▶ **Task to complete**:
Keep only the lines of the data below that contain "Median", and copy them.
══════════════════════════════
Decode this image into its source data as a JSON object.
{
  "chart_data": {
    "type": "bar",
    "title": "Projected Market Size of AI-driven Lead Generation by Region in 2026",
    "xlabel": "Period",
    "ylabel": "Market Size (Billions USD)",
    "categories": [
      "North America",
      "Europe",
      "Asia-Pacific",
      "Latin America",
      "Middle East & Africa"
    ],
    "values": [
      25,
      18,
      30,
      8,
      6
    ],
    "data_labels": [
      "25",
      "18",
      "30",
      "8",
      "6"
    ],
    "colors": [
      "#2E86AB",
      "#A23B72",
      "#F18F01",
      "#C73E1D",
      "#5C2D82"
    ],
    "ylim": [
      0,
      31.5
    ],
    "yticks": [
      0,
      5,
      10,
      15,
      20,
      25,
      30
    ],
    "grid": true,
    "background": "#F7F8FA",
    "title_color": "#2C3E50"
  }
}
══════════════════════════════
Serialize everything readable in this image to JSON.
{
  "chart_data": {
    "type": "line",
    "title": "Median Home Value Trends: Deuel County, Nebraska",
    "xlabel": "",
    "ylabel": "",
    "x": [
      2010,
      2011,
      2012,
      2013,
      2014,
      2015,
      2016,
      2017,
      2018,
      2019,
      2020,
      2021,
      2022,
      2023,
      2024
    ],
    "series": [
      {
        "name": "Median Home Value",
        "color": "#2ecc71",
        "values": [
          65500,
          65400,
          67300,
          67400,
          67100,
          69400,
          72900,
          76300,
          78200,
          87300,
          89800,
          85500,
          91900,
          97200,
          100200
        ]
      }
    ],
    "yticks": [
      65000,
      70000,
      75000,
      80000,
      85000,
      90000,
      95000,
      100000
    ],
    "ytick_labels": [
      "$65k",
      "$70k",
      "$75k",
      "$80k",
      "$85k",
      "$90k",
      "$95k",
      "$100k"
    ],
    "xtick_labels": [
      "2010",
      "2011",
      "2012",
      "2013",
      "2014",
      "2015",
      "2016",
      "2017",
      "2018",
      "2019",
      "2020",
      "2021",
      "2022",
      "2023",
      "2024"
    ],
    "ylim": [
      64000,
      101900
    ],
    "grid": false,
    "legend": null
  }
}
══════════════════════════════
▶ **Worked solution**:
    "title": "Median Home Value Trends: Deuel County, Nebraska",
        "name": "Median Home Value",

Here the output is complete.